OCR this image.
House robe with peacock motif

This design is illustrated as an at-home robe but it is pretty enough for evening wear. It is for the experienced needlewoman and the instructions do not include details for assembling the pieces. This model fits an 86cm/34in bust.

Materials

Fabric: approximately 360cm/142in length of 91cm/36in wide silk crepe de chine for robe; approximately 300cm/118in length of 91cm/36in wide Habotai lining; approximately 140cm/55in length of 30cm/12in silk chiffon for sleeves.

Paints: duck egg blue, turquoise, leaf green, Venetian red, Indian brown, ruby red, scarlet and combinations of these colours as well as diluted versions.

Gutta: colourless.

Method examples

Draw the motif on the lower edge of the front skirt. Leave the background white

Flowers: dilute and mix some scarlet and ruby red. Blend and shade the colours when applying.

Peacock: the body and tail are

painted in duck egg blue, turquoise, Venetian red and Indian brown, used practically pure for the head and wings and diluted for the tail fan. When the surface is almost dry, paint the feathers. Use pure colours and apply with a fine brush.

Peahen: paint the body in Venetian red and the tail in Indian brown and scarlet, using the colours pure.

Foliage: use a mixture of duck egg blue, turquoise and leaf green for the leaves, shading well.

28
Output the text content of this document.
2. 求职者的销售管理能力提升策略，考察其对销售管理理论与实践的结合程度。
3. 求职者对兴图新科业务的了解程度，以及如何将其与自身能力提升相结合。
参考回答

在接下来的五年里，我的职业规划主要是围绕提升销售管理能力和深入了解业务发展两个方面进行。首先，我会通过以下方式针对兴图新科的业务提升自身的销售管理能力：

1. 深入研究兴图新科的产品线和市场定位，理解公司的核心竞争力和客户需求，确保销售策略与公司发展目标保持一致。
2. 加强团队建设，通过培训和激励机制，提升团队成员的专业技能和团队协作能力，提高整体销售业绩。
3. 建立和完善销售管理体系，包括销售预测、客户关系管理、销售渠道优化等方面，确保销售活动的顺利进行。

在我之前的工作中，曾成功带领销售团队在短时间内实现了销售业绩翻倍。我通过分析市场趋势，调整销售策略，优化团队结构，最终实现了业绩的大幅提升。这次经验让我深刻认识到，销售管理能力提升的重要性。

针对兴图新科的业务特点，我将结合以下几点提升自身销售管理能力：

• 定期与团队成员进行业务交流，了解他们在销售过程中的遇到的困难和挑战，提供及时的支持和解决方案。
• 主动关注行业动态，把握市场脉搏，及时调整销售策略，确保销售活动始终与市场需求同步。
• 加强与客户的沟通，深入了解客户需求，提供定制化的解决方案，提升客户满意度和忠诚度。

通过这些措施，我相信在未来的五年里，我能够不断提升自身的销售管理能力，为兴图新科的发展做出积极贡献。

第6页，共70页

TO BE DONE:
Retype all of the data shown above, word for word.

THE RESPONSE:
OCR this image.
House robe with peacock motif

This design is illustrated as an at-home robe but it is pretty enough for evening wear. It is for the experienced needlewoman and the instructions do not include details for assembling the pieces. This model fits an 86cm/34in bust.

Materials

Fabric: approximately 360cm/142in length of 91cm/36in wide silk crepe de chine for robe; approximately 300cm/118in length of 91cm/36in wide Habotai lining; approximately 140cm/55in length of 30cm/12in silk chiffon for sleeves.

Paints: duck egg blue, turquoise, leaf green, Venetian red, Indian brown, ruby red, scarlet and combinations of these colours as well as diluted versions.

Gutta: colourless.

Method examples

Draw the motif on the lower edge of the front skirt. Leave the background white

Flowers: dilute and mix some scarlet and ruby red. Blend and shade the colours when applying.

Peacock: the body and tail are

painted in duck egg blue, turquoise, Venetian red and Indian brown, used practically pure for the head and wings and diluted for the tail fan. When the surface is almost dry, paint the feathers. Use pure colours and apply with a fine brush.

Peahen: paint the body in Venetian red and the tail in Indian brown and scarlet, using the colours pure.

Foliage: use a mixture of duck egg blue, turquoise and leaf green for the leaves, shading well.

28
Output the text content of this document.
2. 求职者的销售管理能力提升策略，考察其对销售管理理论与实践的结合程度。
3. 求职者对兴图新科业务的了解程度，以及如何将其与自身能力提升相结合。
参考回答

在接下来的五年里，我的职业规划主要是围绕提升销售管理能力和深入了解业务发展两个方面进行。首先，我会通过以下方式针对兴图新科的业务提升自身的销售管理能力：

1. 深入研究兴图新科的产品线和市场定位，理解公司的核心竞争力和客户需求，确保销售策略与公司发展目标保持一致。
2. 加强团队建设，通过培训和激励机制，提升团队成员的专业技能和团队协作能力，提高整体销售业绩。
3. 建立和完善销售管理体系，包括销售预测、客户关系管理、销售渠道优化等方面，确保销售活动的顺利进行。

在我之前的工作中，曾成功带领销售团队在短时间内实现了销售业绩翻倍。我通过分析市场趋势，调整销售策略，优化团队结构，最终实现了业绩的大幅提升。这次经验让我深刻认识到，销售管理能力提升的重要性。

针对兴图新科的业务特点，我将结合以下几点提升自身销售管理能力：

• 定期与团队成员进行业务交流，了解他们在销售过程中的遇到的困难和挑战，提供及时的支持和解决方案。
• 主动关注行业动态，把握市场脉搏，及时调整销售策略，确保销售活动始终与市场需求同步。
• 加强与客户的沟通，深入了解客户需求，提供定制化的解决方案，提升客户满意度和忠诚度。

通过这些措施，我相信在未来的五年里，我能够不断提升自身的销售管理能力，为兴图新科的发展做出积极贡献。

第6页，共70页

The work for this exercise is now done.